- _Source document_:
——

The clinical implications of the of PD1.7 T>C variant are less known. This SNV is placed in intron 1 of the PD-1 gene and may have a role in the normal splicing process disruption and mRNA secondary structure alteration, leading to altered gene expression and potential translation inhibition.27,28 Our results showed that the presence of the C allele may have both a trend for a protective role in the onset of irAEs and, in the homozygous C/C genotype, a significant role in reducing the risk of death in advanced melanoma patients. This might be explained considering the PD1.7 SNV effect in reducing expression of PD-1 as directly associated with a more efficient antitumour T-cell immunity.

In our study, we strived to comprehensively document the observed irAEs and their potential associations with specific SNVs. It is imperative, however, to acknowledge the limitations of our analysis. The relatively small number of irAE cases for each toxicity type presented challenges in conducting robust correlation analyses between SNVs and specific toxicities. This limitation highlights the need for larger datasets to explore potential biological links between SNVs and distinct irAEs, as such investigations could yield valuable insights into the underlying mechanisms of immune-related toxicity. Future studies with larger cohorts may shed further light on the intricate relationships between genetic factors and irAEs, facilitating more personalized treatment approaches.

Our results showed no association of the analysed SNVs with a lower risk of having disease progression as BOR, unlike, for example, what was observed in a study by Parakh et al.,12 where patients with the G/G genotype of PD1.3 had more CRs than patients with A/G genotype (16.5% versus 2.6%, respectively) and the G allele was associated with a longer PFS than with the A/G genotype.

This discrepancy could be due to the different disease response assessment we carried out, by using the iRECIST criteria instead of the RECIST 1.1 criteria, which may have resulted in an underestimation of the rate of disease progression. Moreover, shorter median follow-up duration among non-responders may have limited the observation of final events in this subgroup. Furthermore, stringent selection criteria based on follow-up duration were not employed due to potential reductions in sample size and increased data sparseness, which could introduce imprecision in parameter estimates.

——

- _Activities_:
1) Copy the part of the discussion of PD-1 variants in melanoma from "Our results showed no" through "the A/G genotype.".
2) Which genotypes are named in the discussion of PD-1 variants in melanoma? List each one once.
3) Write the next part of the discussion of PD-1 variants in melanoma, beginning after its final sentence.
The lines after this point have nothing to do with the work.

Saved data entries:
——

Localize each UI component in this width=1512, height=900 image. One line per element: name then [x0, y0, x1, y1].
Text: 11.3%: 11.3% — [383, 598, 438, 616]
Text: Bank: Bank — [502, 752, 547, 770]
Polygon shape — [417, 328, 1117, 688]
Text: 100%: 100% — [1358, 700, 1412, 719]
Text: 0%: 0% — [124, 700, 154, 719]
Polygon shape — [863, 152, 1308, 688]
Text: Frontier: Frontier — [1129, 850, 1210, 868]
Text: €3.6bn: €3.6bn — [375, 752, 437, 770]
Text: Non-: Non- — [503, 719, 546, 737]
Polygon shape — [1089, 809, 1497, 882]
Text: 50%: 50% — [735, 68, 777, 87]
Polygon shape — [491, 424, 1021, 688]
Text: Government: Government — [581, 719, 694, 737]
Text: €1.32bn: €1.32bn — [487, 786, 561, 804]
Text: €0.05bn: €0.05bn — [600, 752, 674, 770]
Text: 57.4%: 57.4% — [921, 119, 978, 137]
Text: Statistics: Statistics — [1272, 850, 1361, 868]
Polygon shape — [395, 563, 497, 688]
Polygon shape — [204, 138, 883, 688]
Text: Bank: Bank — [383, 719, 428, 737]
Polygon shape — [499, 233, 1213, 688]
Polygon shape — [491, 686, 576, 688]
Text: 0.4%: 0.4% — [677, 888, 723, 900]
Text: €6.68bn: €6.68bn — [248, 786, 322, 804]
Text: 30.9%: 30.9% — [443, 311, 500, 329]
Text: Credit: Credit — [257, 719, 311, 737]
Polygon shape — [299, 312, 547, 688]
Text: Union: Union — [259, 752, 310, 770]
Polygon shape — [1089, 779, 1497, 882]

——

- _Answers for the tasks_:
1)
Our results showed no association of the analysed SNVs with a lower risk of having disease progression as BOR, unlike, for example, what was observed in a study by Parakh et al.,12 where patients with the G/G genotype of PD1.3 had more CRs than patients with A/G genotype (16.5% versus 2.6%, respectively) and the G allele was associated with a longer PFS than with the A/G genotype.

2) C/C, G/G, A/G

3)
Notably, 30% of patients had previous exposure to immunotherapy, predominantly ipilimumab. Additionally, a subset of patients had received BRAF/MEK inhibitors (Table 1). These prior treatments are known to impact both efficacy and the potential for treatment-related toxicity to anti-PD-1 agents. In particular, both nivolumab and pembrolizumab have demonstrated lower overall response rate (ORR) in patients who had progressed to ipilimumab (∼30%) compared with the ORR observed in the first-line setting (∼40%).7,29, 30, 31 Moreover, another study showed that in patients who experienced irAEs during ipilimumab treatment, a flare of toxicity was observed in ∼40% of cases following anti-PD-1 therapy.32 In patients with prior ipilimumab irAEs requiring immunosuppression, the response rate was 40%.32 Finally, it should be noted that 19 out of 125 patients had received two or more prior lines of therapy before anti-PD-1 treatment, thus constituting a subgroup of patients with a poorer prognosis.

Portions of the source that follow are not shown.